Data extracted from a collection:
-=-=-
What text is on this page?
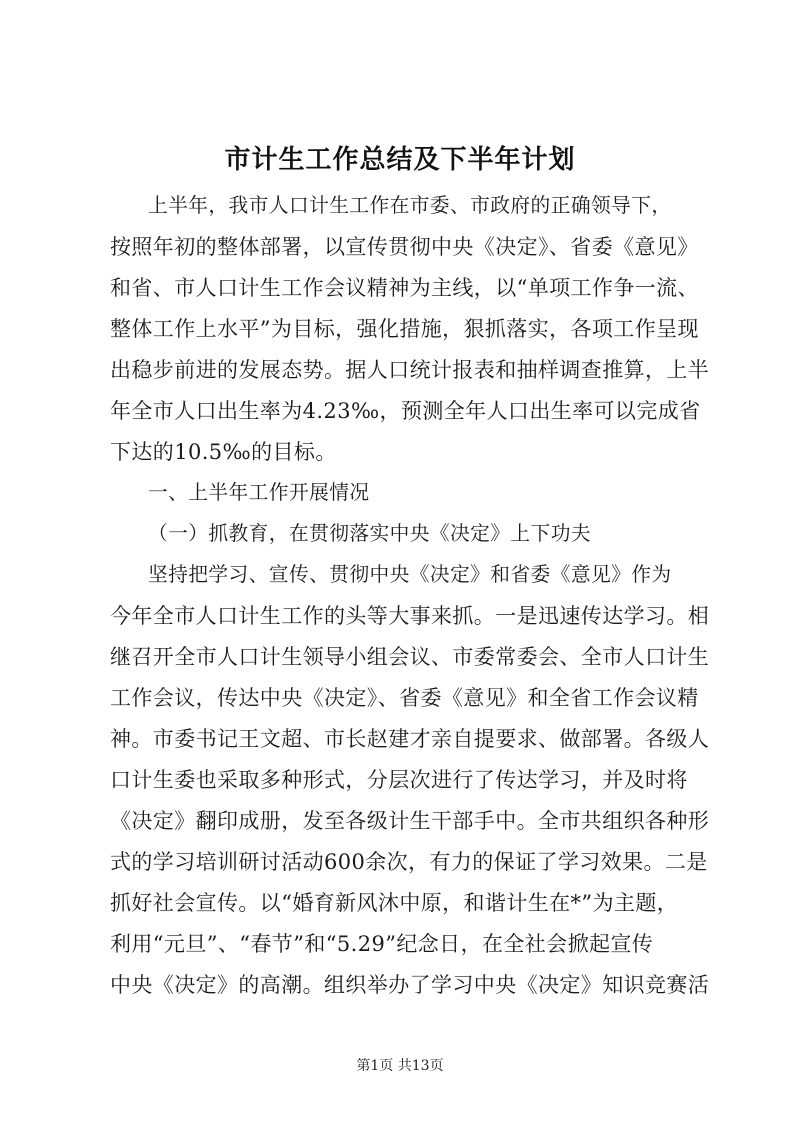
市计生工作总结及下半年计划
上半年，我市人口计生工作在市委、市政府的正确领导下，
按照年初的整体部署，以宣传贯彻中央《决定》、省委《意见》
和省、市人口计生工作会议精神为主线，以“单项工作争一流、
整体工作上水平”为目标，强化措施，狠抓落实，各项工作呈现
出稳步前进的发展态势。据人口统计报表和抽样调查推算，上半
年全市人口出生率为4.23‰，预测全年人口出生率可以完成省
下达的10.5‰的目标。
一、上半年工作开展情况
（一）抓教育，在贯彻落实中央《决定》上下功夫
坚持把学习、宣传、贯彻中央《决定》和省委《意见》作为
今年全市人口计生工作的头等大事来抓。一是迅速传达学习。相
继召开全市人口计生领导小组会议、市委常委会、全市人口计生
工作会议，传达中央《决定》、省委《意见》和全省工作会议精
神。市委书记王文超、市长赵建才亲自提要求、做部署。各级人
口计生委也采取多种形式，分层次进行了传达学习，并及时将
《决定》翻印成册，发至各级计生干部手中。全市共组织各种形
式的学习培训研讨活动600余次，有力的保证了学习效果。二是
抓好社会宣传。以“婚育新风沐中原，和谐计生在*”为主题，
利用“元旦”、“春节”和“5.29”纪念日，在全社会掀起宣传
中央《决定》的高潮。组织举办了学习中央《决定》知识竞赛活
第1页 共13页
-=-=-
_OBJECTIVE_. Copy the data word for word. Pictures do not go in the copy.

_RESPONSE TO THE TASK_.
What text is on this page?
市计生工作总结及下半年计划
上半年，我市人口计生工作在市委、市政府的正确领导下，
按照年初的整体部署，以宣传贯彻中央《决定》、省委《意见》
和省、市人口计生工作会议精神为主线，以“单项工作争一流、
整体工作上水平”为目标，强化措施，狠抓落实，各项工作呈现
出稳步前进的发展态势。据人口统计报表和抽样调查推算，上半
年全市人口出生率为4.23‰，预测全年人口出生率可以完成省
下达的10.5‰的目标。
一、上半年工作开展情况
（一）抓教育，在贯彻落实中央《决定》上下功夫
坚持把学习、宣传、贯彻中央《决定》和省委《意见》作为
今年全市人口计生工作的头等大事来抓。一是迅速传达学习。相
继召开全市人口计生领导小组会议、市委常委会、全市人口计生
工作会议，传达中央《决定》、省委《意见》和全省工作会议精
神。市委书记王文超、市长赵建才亲自提要求、做部署。各级人
口计生委也采取多种形式，分层次进行了传达学习，并及时将
《决定》翻印成册，发至各级计生干部手中。全市共组织各种形
式的学习培训研讨活动600余次，有力的保证了学习效果。二是
抓好社会宣传。以“婚育新风沐中原，和谐计生在*”为主题，
利用“元旦”、“春节”和“5.29”纪念日，在全社会掀起宣传
中央《决定》的高潮。组织举办了学习中央《决定》知识竞赛活
第1页 共13页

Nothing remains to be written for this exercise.